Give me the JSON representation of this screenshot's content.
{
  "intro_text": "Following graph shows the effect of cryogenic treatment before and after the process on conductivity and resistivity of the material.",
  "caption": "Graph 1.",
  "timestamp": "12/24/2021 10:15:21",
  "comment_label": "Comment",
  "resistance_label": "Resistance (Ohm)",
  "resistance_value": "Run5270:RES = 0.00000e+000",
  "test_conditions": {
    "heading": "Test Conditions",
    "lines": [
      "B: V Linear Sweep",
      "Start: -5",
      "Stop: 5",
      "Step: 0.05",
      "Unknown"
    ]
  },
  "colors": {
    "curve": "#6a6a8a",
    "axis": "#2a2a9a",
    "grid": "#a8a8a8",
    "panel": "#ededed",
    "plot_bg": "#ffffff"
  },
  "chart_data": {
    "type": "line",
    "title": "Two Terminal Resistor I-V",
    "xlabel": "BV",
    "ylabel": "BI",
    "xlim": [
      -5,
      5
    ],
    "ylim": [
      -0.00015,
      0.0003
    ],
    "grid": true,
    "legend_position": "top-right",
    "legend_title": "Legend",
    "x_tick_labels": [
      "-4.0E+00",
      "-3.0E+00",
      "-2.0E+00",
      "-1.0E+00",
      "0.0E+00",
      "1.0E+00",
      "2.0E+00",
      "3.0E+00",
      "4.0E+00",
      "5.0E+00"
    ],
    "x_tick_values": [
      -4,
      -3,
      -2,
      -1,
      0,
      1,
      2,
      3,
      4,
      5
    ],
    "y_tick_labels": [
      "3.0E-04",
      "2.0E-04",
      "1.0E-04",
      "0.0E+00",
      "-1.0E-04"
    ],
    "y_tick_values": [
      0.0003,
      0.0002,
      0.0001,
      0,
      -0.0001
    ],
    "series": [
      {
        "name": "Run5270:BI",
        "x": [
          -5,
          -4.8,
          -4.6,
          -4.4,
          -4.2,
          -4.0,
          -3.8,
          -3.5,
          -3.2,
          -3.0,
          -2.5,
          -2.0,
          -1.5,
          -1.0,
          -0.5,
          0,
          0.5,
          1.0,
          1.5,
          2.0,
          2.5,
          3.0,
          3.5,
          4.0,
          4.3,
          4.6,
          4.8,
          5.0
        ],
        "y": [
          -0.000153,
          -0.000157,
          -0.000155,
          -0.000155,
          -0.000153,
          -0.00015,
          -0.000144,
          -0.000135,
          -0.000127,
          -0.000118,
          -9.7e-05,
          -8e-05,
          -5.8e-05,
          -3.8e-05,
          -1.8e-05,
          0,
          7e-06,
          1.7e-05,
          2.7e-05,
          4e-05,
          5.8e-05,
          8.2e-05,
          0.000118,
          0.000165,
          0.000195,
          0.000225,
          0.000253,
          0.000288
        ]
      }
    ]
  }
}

Set exercise
Every entry needs to be retyped exactly.

Written answer
Give me the JSON representation of this screenshot's content.
{
  "intro_text": "Following graph shows the effect of cryogenic treatment before and after the process on conductivity and resistivity of the material.",
  "caption": "Graph 1.",
  "timestamp": "12/24/2021 10:15:21",
  "comment_label": "Comment",
  "resistance_label": "Resistance (Ohm)",
  "resistance_value": "Run5270:RES = 0.00000e+000",
  "test_conditions": {
    "heading": "Test Conditions",
    "lines": [
      "B: V Linear Sweep",
      "Start: -5",
      "Stop: 5",
      "Step: 0.05",
      "Unknown"
    ]
  },
  "colors": {
    "curve": "#6a6a8a",
    "axis": "#2a2a9a",
    "grid": "#a8a8a8",
    "panel": "#ededed",
    "plot_bg": "#ffffff"
  },
  "chart_data": {
    "type": "line",
    "title": "Two Terminal Resistor I-V",
    "xlabel": "BV",
    "ylabel": "BI",
    "xlim": [
      -5,
      5
    ],
    "ylim": [
      -0.00015,
      0.0003
    ],
    "grid": true,
    "legend_position": "top-right",
    "legend_title": "Legend",
    "x_tick_labels": [
      "-4.0E+00",
      "-3.0E+00",
      "-2.0E+00",
      "-1.0E+00",
      "0.0E+00",
      "1.0E+00",
      "2.0E+00",
      "3.0E+00",
      "4.0E+00",
      "5.0E+00"
    ],
    "x_tick_values": [
      -4,
      -3,
      -2,
      -1,
      0,
      1,
      2,
      3,
      4,
      5
    ],
    "y_tick_labels": [
      "3.0E-04",
      "2.0E-04",
      "1.0E-04",
      "0.0E+00",
      "-1.0E-04"
    ],
    "y_tick_values": [
      0.0003,
      0.0002,
      0.0001,
      0,
      -0.0001
    ],
    "series": [
      {
        "name": "Run5270:BI",
        "x": [
          -5,
          -4.8,
          -4.6,
          -4.4,
          -4.2,
          -4.0,
          -3.8,
          -3.5,
          -3.2,
          -3.0,
          -2.5,
          -2.0,
          -1.5,
          -1.0,
          -0.5,
          0,
          0.5,
          1.0,
          1.5,
          2.0,
          2.5,
          3.0,
          3.5,
          4.0,
          4.3,
          4.6,
          4.8,
          5.0
        ],
        "y": [
          -0.000153,
          -0.000157,
          -0.000155,
          -0.000155,
          -0.000153,
          -0.00015,
          -0.000144,
          -0.000135,
          -0.000127,
          -0.000118,
          -9.7e-05,
          -8e-05,
          -5.8e-05,
          -3.8e-05,
          -1.8e-05,
          0,
          7e-06,
          1.7e-05,
          2.7e-05,
          4e-05,
          5.8e-05,
          8.2e-05,
          0.000118,
          0.000165,
          0.000195,
          0.000225,
          0.000253,
          0.000288
        ]
      }
    ]
  }
}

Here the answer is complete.